RECORDED DATA:

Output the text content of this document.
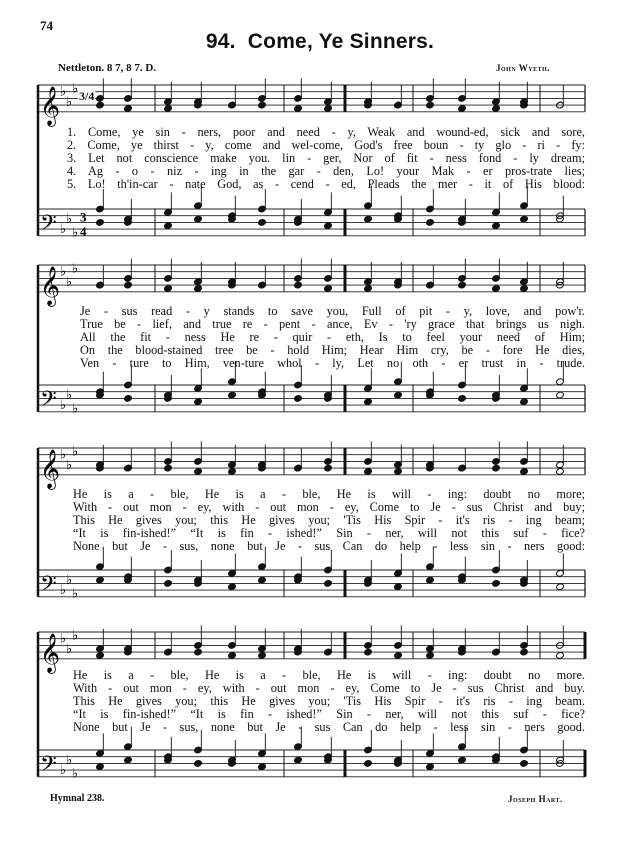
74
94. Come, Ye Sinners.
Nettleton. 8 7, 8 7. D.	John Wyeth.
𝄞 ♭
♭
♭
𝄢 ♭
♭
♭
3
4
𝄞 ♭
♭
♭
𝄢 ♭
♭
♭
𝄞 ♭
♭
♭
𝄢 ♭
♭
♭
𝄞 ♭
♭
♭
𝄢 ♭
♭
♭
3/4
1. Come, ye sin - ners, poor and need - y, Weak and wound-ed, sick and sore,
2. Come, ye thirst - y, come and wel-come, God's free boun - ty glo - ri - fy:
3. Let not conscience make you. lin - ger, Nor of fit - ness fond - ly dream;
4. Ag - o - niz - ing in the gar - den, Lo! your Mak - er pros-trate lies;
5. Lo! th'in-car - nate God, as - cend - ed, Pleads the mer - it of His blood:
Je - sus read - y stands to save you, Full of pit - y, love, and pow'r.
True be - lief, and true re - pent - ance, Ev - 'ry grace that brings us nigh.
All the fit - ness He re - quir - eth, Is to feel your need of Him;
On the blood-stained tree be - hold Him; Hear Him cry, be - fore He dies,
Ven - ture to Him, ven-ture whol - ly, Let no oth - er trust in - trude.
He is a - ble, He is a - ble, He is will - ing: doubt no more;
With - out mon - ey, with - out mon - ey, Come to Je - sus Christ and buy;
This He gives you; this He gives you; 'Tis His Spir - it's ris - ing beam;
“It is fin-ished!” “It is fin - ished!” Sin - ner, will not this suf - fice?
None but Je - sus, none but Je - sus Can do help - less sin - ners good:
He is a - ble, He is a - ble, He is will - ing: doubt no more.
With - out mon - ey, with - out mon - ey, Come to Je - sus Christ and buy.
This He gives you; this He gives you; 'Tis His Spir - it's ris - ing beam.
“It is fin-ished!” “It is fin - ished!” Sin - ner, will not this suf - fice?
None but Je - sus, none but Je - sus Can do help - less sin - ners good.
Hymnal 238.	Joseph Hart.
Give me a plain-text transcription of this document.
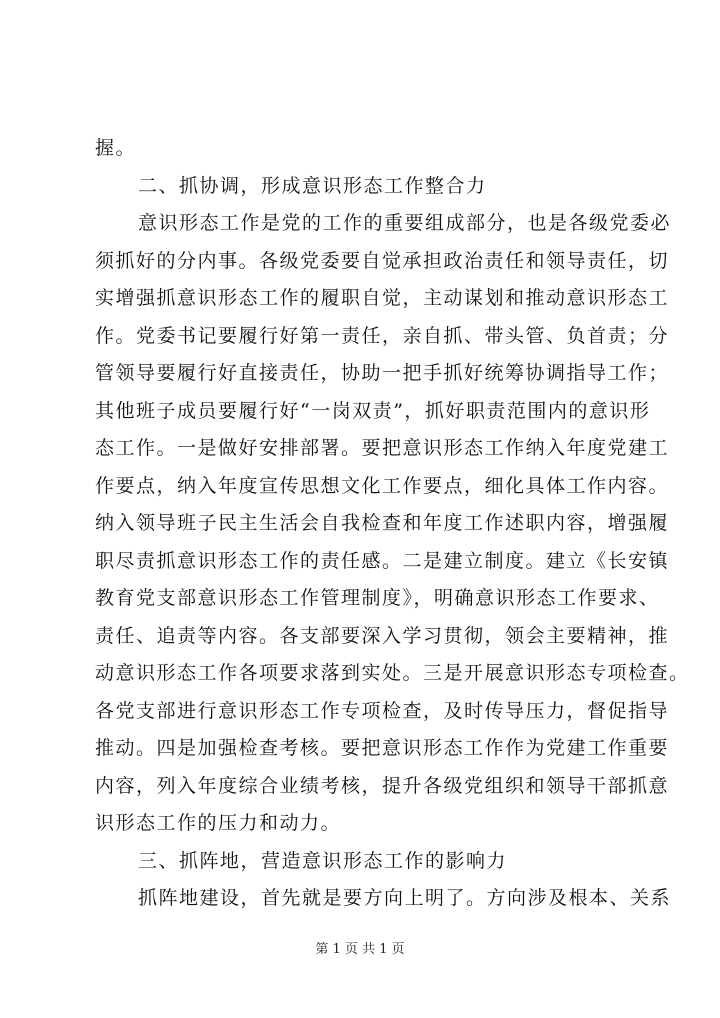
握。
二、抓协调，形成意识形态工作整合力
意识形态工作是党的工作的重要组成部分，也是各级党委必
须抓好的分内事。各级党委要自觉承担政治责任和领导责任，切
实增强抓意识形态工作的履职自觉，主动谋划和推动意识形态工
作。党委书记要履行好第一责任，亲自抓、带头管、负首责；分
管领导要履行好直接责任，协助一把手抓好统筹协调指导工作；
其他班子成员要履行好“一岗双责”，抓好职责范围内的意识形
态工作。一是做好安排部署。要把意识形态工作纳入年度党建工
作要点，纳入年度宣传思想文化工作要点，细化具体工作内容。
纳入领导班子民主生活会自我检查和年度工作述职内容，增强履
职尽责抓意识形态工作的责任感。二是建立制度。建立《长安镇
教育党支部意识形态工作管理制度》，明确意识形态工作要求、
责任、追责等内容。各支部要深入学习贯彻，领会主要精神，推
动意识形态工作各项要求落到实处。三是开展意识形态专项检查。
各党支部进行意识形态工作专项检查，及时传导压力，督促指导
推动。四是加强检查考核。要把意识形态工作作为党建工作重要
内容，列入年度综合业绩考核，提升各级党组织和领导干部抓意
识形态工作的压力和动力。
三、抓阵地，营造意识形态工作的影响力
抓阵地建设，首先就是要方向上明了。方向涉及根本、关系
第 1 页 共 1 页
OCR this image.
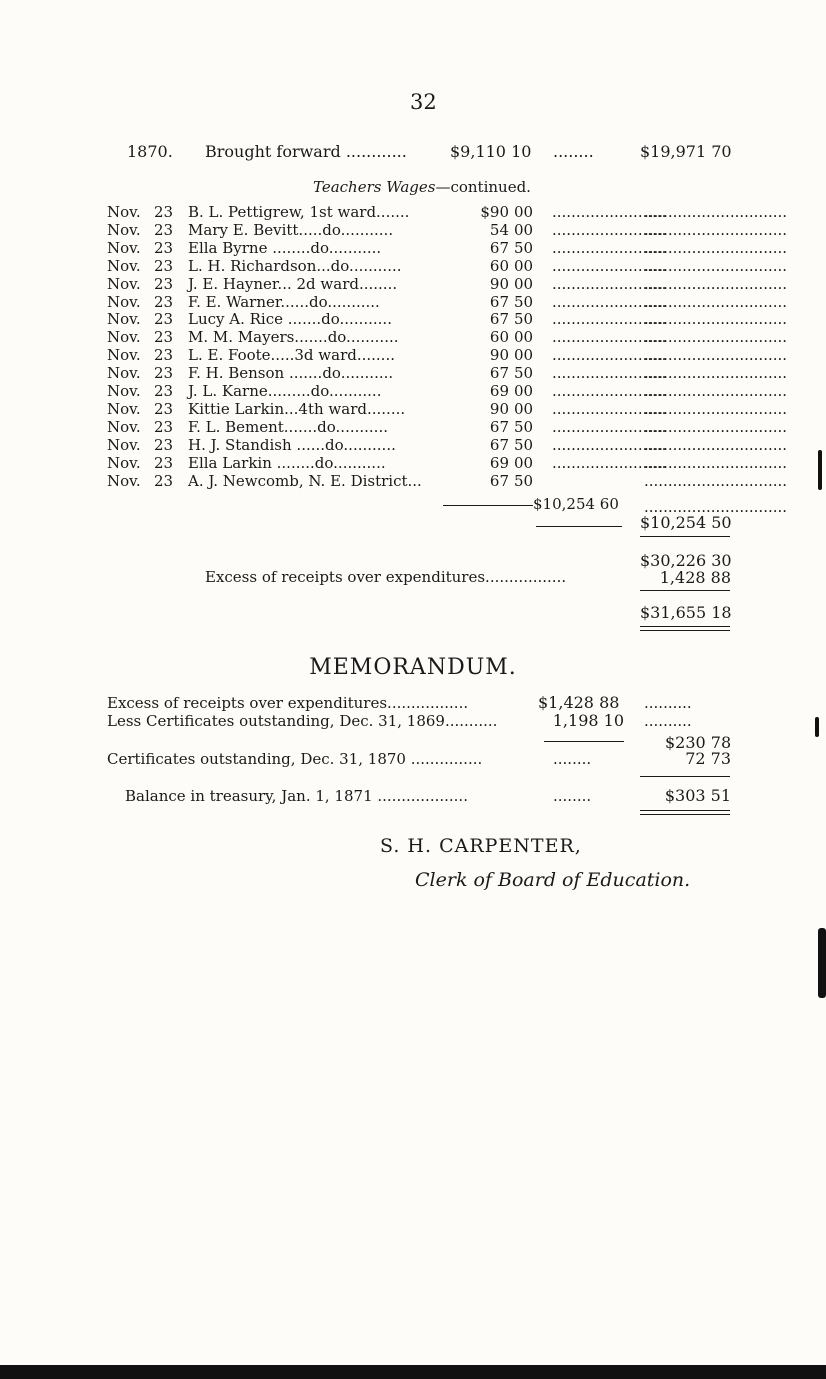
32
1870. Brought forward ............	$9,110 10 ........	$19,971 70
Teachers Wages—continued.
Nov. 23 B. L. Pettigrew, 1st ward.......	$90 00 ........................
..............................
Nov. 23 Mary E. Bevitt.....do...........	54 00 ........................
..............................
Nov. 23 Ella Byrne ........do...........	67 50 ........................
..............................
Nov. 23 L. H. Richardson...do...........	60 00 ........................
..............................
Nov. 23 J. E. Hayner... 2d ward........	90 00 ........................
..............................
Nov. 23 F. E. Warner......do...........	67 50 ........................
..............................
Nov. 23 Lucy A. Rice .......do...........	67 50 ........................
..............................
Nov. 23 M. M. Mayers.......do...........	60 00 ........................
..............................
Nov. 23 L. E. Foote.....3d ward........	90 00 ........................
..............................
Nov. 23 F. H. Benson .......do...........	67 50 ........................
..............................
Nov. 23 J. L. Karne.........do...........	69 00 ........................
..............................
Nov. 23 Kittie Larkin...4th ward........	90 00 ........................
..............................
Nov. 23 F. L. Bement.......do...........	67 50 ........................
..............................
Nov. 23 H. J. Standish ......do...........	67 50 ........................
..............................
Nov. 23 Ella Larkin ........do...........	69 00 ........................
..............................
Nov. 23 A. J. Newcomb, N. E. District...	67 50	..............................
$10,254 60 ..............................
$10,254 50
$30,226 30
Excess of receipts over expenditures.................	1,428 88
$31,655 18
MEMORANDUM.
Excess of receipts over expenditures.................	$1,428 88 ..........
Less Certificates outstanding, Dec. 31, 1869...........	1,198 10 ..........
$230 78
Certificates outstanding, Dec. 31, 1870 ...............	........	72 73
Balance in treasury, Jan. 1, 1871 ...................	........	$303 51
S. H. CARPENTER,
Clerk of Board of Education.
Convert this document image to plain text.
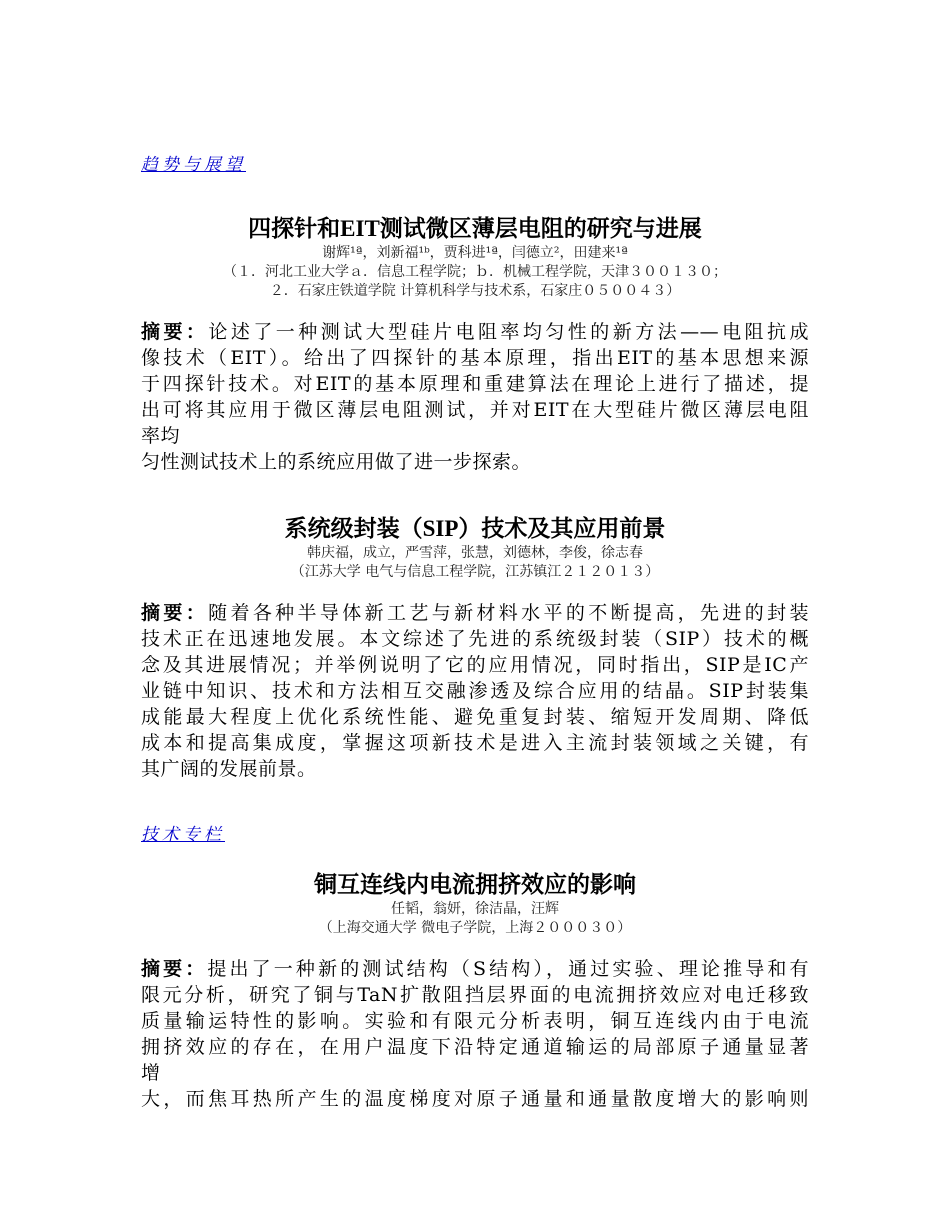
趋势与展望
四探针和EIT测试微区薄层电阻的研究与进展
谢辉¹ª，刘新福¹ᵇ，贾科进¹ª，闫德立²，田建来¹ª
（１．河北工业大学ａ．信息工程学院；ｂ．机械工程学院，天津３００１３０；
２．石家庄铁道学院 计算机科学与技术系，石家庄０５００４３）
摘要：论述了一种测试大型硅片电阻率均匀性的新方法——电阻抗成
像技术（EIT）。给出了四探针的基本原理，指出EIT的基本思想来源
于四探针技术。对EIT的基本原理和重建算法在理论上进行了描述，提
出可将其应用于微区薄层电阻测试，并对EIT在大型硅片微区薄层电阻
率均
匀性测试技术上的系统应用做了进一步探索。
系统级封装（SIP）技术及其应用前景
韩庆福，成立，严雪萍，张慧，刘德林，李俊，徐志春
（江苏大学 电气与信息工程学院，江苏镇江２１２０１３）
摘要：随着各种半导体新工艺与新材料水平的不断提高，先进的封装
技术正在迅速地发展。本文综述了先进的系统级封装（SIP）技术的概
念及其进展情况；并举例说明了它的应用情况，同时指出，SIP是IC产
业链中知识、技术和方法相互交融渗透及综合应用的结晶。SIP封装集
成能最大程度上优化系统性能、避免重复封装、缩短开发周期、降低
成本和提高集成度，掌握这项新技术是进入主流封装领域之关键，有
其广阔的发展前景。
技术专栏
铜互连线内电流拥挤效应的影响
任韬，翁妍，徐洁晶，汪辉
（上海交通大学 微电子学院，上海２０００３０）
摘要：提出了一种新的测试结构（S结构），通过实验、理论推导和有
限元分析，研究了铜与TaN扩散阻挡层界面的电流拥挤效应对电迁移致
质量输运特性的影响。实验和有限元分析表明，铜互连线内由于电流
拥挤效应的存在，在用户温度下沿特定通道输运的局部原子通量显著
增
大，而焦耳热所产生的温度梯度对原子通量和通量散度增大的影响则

WHAT THIS TASK INVOLVES: Extract the full listing above verbatim; pictures are to be left out of the copy.

COMPLETE ANSWER:
Output the text content of this document.
74
94. Come, Ye Sinners.
Nettleton. 8 7, 8 7. D.	John Wyeth.
𝄞 ♭
♭
♭
𝄢 ♭
♭
♭
3
4
𝄞 ♭
♭
♭
𝄢 ♭
♭
♭
𝄞 ♭
♭
♭
𝄢 ♭
♭
♭
𝄞 ♭
♭
♭
𝄢 ♭
♭
♭
3/4
1. Come, ye sin - ners, poor and need - y, Weak and wound-ed, sick and sore,
2. Come, ye thirst - y, come and wel-come, God's free boun - ty glo - ri - fy:
3. Let not conscience make you. lin - ger, Nor of fit - ness fond - ly dream;
4. Ag - o - niz - ing in the gar - den, Lo! your Mak - er pros-trate lies;
5. Lo! th'in-car - nate God, as - cend - ed, Pleads the mer - it of His blood:
Je - sus read - y stands to save you, Full of pit - y, love, and pow'r.
True be - lief, and true re - pent - ance, Ev - 'ry grace that brings us nigh.
All the fit - ness He re - quir - eth, Is to feel your need of Him;
On the blood-stained tree be - hold Him; Hear Him cry, be - fore He dies,
Ven - ture to Him, ven-ture whol - ly, Let no oth - er trust in - trude.
He is a - ble, He is a - ble, He is will - ing: doubt no more;
With - out mon - ey, with - out mon - ey, Come to Je - sus Christ and buy;
This He gives you; this He gives you; 'Tis His Spir - it's ris - ing beam;
“It is fin-ished!” “It is fin - ished!” Sin - ner, will not this suf - fice?
None but Je - sus, none but Je - sus Can do help - less sin - ners good:
He is a - ble, He is a - ble, He is will - ing: doubt no more.
With - out mon - ey, with - out mon - ey, Come to Je - sus Christ and buy.
This He gives you; this He gives you; 'Tis His Spir - it's ris - ing beam.
“It is fin-ished!” “It is fin - ished!” Sin - ner, will not this suf - fice?
None but Je - sus, none but Je - sus Can do help - less sin - ners good.
Hymnal 238.	Joseph Hart.
Give me a plain-text transcription of this document.
握。
二、抓协调，形成意识形态工作整合力
意识形态工作是党的工作的重要组成部分，也是各级党委必
须抓好的分内事。各级党委要自觉承担政治责任和领导责任，切
实增强抓意识形态工作的履职自觉，主动谋划和推动意识形态工
作。党委书记要履行好第一责任，亲自抓、带头管、负首责；分
管领导要履行好直接责任，协助一把手抓好统筹协调指导工作；
其他班子成员要履行好“一岗双责”，抓好职责范围内的意识形
态工作。一是做好安排部署。要把意识形态工作纳入年度党建工
作要点，纳入年度宣传思想文化工作要点，细化具体工作内容。
纳入领导班子民主生活会自我检查和年度工作述职内容，增强履
职尽责抓意识形态工作的责任感。二是建立制度。建立《长安镇
教育党支部意识形态工作管理制度》，明确意识形态工作要求、
责任、追责等内容。各支部要深入学习贯彻，领会主要精神，推
动意识形态工作各项要求落到实处。三是开展意识形态专项检查。
各党支部进行意识形态工作专项检查，及时传导压力，督促指导
推动。四是加强检查考核。要把意识形态工作作为党建工作重要
内容，列入年度综合业绩考核，提升各级党组织和领导干部抓意
识形态工作的压力和动力。
三、抓阵地，营造意识形态工作的影响力
抓阵地建设，首先就是要方向上明了。方向涉及根本、关系
第 1 页 共 1 页
OCR this image.
32
1870. Brought forward ............	$9,110 10 ........	$19,971 70
Teachers Wages—continued.
Nov. 23 B. L. Pettigrew, 1st ward.......	$90 00 ........................
..............................
Nov. 23 Mary E. Bevitt.....do...........	54 00 ........................
..............................
Nov. 23 Ella Byrne ........do...........	67 50 ........................
..............................
Nov. 23 L. H. Richardson...do...........	60 00 ........................
..............................
Nov. 23 J. E. Hayner... 2d ward........	90 00 ........................
..............................
Nov. 23 F. E. Warner......do...........	67 50 ........................
..............................
Nov. 23 Lucy A. Rice .......do...........	67 50 ........................
..............................
Nov. 23 M. M. Mayers.......do...........	60 00 ........................
..............................
Nov. 23 L. E. Foote.....3d ward........	90 00 ........................
..............................
Nov. 23 F. H. Benson .......do...........	67 50 ........................
..............................
Nov. 23 J. L. Karne.........do...........	69 00 ........................
..............................
Nov. 23 Kittie Larkin...4th ward........	90 00 ........................
..............................
Nov. 23 F. L. Bement.......do...........	67 50 ........................
..............................
Nov. 23 H. J. Standish ......do...........	67 50 ........................
..............................
Nov. 23 Ella Larkin ........do...........	69 00 ........................
..............................
Nov. 23 A. J. Newcomb, N. E. District...	67 50	..............................
$10,254 60 ..............................
$10,254 50
$30,226 30
Excess of receipts over expenditures.................	1,428 88
$31,655 18
MEMORANDUM.
Excess of receipts over expenditures.................	$1,428 88 ..........
Less Certificates outstanding, Dec. 31, 1869...........	1,198 10 ..........
$230 78
Certificates outstanding, Dec. 31, 1870 ...............	........	72 73
Balance in treasury, Jan. 1, 1871 ...................	........	$303 51
S. H. CARPENTER,
Clerk of Board of Education.
Convert this document image to plain text.
趋势与展望
四探针和EIT测试微区薄层电阻的研究与进展
谢辉¹ª，刘新福¹ᵇ，贾科进¹ª，闫德立²，田建来¹ª
（１．河北工业大学ａ．信息工程学院；ｂ．机械工程学院，天津３００１３０；
２．石家庄铁道学院 计算机科学与技术系，石家庄０５００４３）
摘要：论述了一种测试大型硅片电阻率均匀性的新方法——电阻抗成
像技术（EIT）。给出了四探针的基本原理，指出EIT的基本思想来源
于四探针技术。对EIT的基本原理和重建算法在理论上进行了描述，提
出可将其应用于微区薄层电阻测试，并对EIT在大型硅片微区薄层电阻
率均
匀性测试技术上的系统应用做了进一步探索。
系统级封装（SIP）技术及其应用前景
韩庆福，成立，严雪萍，张慧，刘德林，李俊，徐志春
（江苏大学 电气与信息工程学院，江苏镇江２１２０１３）
摘要：随着各种半导体新工艺与新材料水平的不断提高，先进的封装
技术正在迅速地发展。本文综述了先进的系统级封装（SIP）技术的概
念及其进展情况；并举例说明了它的应用情况，同时指出，SIP是IC产
业链中知识、技术和方法相互交融渗透及综合应用的结晶。SIP封装集
成能最大程度上优化系统性能、避免重复封装、缩短开发周期、降低
成本和提高集成度，掌握这项新技术是进入主流封装领域之关键，有
其广阔的发展前景。
技术专栏
铜互连线内电流拥挤效应的影响
任韬，翁妍，徐洁晶，汪辉
（上海交通大学 微电子学院，上海２０００３０）
摘要：提出了一种新的测试结构（S结构），通过实验、理论推导和有
限元分析，研究了铜与TaN扩散阻挡层界面的电流拥挤效应对电迁移致
质量输运特性的影响。实验和有限元分析表明，铜互连线内由于电流
拥挤效应的存在，在用户温度下沿特定通道输运的局部原子通量显著
增
大，而焦耳热所产生的温度梯度对原子通量和通量散度增大的影响则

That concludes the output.